**DATASET**
———

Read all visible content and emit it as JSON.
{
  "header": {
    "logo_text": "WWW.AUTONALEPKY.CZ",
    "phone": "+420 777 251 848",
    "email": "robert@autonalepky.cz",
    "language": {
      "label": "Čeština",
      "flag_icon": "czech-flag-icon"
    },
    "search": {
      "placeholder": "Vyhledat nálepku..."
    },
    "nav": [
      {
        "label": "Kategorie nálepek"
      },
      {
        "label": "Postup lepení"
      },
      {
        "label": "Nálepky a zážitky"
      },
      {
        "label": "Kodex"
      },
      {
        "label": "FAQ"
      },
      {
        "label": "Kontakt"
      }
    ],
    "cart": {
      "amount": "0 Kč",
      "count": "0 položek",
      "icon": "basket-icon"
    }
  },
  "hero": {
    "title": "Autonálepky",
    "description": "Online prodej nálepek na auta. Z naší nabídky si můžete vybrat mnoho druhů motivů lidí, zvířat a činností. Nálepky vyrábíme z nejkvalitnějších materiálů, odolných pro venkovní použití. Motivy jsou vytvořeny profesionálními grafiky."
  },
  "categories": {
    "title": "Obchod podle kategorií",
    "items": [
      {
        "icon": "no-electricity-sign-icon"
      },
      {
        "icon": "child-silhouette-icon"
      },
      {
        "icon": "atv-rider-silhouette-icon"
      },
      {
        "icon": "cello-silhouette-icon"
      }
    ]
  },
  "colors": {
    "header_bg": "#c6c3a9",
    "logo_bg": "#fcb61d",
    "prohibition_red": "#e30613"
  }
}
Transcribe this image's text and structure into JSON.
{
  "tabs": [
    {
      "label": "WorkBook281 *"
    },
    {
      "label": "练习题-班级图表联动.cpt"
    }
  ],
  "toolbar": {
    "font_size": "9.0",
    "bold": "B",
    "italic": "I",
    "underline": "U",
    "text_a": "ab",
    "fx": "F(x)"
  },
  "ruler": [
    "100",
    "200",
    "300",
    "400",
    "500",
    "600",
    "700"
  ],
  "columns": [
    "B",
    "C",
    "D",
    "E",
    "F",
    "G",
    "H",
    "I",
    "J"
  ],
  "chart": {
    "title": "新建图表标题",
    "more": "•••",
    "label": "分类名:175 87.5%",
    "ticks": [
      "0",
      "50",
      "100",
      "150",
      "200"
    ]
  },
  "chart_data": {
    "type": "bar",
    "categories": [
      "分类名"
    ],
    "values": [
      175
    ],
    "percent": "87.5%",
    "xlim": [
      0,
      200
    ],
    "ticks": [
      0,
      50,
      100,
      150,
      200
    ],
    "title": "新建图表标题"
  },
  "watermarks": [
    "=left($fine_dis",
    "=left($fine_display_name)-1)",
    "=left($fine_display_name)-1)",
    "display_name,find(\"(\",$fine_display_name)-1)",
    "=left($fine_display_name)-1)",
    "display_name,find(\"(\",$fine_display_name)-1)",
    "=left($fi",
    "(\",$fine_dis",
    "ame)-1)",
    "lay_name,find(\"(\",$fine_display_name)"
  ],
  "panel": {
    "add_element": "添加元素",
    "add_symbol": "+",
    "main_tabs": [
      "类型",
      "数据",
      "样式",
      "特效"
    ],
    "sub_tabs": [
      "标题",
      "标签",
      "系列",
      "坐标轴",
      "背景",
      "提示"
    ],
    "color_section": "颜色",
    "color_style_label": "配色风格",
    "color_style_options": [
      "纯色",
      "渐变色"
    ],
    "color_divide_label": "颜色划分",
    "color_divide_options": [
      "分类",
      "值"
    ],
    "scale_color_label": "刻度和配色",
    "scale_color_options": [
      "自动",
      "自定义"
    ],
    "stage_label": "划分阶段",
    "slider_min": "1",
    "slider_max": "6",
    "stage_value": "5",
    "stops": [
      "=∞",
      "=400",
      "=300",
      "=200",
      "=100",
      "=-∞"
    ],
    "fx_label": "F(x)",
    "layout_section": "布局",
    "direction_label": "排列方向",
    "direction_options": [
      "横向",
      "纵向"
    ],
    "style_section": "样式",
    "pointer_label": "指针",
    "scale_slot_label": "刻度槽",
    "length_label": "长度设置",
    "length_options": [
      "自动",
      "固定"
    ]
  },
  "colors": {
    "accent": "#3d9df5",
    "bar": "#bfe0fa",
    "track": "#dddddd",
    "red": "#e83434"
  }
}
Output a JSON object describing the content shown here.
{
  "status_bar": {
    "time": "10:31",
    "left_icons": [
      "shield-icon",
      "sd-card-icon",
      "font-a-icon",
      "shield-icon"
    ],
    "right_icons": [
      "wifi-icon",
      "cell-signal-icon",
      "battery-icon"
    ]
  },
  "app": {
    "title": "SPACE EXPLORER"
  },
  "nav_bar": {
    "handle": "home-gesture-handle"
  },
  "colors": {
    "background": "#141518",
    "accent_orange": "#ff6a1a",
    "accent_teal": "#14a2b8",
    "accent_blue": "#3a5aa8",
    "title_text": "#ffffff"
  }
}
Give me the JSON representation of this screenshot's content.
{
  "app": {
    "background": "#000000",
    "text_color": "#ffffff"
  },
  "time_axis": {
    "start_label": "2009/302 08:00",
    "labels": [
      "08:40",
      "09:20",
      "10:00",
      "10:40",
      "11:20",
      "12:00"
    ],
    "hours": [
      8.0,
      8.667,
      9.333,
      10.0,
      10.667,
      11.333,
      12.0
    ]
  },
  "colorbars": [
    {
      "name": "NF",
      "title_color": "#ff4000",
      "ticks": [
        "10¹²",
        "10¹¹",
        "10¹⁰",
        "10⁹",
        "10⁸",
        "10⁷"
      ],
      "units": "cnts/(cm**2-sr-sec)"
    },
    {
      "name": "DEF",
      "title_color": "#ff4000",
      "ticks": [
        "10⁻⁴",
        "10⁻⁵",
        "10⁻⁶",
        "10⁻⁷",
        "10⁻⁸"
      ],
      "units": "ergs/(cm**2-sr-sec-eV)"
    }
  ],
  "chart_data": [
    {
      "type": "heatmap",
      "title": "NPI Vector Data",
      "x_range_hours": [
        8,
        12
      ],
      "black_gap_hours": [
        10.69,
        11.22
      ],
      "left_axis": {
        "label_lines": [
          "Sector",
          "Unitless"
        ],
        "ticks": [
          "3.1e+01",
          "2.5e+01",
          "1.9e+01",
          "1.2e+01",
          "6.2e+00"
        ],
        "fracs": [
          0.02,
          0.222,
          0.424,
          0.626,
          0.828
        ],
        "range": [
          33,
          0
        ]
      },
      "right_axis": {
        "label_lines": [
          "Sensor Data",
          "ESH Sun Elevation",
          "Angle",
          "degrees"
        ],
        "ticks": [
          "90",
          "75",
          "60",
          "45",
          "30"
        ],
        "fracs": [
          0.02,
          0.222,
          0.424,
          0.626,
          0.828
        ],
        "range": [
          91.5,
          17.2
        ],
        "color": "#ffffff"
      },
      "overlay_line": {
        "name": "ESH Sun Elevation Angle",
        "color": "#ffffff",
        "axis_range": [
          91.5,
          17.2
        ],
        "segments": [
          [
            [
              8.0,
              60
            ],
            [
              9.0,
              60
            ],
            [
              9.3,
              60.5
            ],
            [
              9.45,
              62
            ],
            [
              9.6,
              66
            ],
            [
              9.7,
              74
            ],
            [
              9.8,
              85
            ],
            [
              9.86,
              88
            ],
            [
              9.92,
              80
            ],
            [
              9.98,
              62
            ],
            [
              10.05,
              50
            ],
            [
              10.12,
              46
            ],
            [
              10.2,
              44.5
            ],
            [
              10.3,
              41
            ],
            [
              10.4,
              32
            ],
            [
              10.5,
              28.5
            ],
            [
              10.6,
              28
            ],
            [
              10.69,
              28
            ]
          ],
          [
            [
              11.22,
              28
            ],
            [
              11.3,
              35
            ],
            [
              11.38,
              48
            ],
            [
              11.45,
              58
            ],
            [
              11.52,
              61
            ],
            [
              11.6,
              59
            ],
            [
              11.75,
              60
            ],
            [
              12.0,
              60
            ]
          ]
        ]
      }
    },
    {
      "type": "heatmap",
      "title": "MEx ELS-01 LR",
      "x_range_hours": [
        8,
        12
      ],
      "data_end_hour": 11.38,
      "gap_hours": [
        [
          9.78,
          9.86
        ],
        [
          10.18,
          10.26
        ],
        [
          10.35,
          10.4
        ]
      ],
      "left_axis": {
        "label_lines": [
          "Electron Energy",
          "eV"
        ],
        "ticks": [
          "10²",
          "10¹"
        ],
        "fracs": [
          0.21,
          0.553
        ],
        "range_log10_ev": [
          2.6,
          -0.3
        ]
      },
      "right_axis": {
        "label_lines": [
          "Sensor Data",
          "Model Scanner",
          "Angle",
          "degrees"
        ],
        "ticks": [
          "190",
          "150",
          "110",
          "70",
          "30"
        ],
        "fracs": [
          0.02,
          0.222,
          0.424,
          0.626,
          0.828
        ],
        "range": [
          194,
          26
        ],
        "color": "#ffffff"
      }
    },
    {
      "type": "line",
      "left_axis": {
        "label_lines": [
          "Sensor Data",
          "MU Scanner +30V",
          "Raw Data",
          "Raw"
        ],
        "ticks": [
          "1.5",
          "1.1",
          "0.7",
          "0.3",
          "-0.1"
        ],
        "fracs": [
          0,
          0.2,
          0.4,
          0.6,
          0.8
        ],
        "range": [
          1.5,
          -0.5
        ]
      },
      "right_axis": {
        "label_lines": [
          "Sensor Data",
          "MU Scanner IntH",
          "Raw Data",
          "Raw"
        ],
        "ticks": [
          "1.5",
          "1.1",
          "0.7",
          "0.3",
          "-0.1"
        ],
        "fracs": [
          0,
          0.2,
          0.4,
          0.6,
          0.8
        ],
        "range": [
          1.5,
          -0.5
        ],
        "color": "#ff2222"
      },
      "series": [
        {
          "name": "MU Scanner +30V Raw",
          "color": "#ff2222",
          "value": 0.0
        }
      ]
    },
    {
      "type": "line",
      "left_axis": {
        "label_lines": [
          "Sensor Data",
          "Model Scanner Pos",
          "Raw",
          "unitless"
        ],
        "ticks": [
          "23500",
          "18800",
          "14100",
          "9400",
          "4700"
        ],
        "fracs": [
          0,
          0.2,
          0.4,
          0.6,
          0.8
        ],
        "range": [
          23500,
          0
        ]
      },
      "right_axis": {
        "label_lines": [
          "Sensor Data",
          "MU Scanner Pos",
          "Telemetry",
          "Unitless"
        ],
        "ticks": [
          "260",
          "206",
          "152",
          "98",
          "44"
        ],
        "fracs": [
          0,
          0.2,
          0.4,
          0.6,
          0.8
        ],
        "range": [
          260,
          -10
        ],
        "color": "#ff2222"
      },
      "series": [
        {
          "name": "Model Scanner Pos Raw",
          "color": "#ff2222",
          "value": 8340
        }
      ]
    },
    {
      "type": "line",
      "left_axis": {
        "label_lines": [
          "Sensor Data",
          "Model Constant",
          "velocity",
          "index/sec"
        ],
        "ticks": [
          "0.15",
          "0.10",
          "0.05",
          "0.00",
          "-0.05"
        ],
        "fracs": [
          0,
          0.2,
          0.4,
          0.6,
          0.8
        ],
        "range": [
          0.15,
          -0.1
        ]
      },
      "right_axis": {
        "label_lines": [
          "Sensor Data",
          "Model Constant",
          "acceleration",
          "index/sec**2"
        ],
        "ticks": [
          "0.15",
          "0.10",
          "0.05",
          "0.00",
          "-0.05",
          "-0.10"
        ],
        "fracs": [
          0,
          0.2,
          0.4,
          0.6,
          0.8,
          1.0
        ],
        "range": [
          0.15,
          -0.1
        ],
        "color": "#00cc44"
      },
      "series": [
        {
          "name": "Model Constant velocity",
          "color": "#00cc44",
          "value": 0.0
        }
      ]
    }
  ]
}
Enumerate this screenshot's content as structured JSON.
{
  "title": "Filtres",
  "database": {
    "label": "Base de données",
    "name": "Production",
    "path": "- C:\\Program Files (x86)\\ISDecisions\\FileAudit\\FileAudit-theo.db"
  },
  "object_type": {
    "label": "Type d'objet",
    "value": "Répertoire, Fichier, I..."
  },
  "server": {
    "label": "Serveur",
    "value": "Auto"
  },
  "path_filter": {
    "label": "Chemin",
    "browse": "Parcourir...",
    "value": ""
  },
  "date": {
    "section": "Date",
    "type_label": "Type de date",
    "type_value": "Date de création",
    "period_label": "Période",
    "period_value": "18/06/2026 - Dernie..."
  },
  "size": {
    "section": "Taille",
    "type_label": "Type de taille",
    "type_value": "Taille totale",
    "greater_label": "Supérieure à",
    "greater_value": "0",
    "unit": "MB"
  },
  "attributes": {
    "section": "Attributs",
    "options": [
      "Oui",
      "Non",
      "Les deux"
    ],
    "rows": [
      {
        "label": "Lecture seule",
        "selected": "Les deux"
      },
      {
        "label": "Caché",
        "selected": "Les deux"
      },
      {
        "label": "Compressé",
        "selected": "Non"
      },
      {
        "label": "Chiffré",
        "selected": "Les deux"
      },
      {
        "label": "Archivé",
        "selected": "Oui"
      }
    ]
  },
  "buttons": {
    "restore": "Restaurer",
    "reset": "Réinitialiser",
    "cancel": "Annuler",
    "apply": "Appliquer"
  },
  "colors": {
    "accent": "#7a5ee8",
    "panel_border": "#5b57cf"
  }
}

———

**REQUIRED WORK**
Note each line of the entries that has "nálepek" in it, and copy those lines.

**THE RESPONSE**
        "label": "Kategorie nálepek"
    "description": "Online prodej nálepek na auta. Z naší nabídky si můžete vybrat mnoho druhů motivů lidí, zvířat a činností. Nálepky vyrábíme z nejkvalitnějších materiálů, odolných pro venkovní použití. Motivy jsou vytvořeny profesionálními grafiky."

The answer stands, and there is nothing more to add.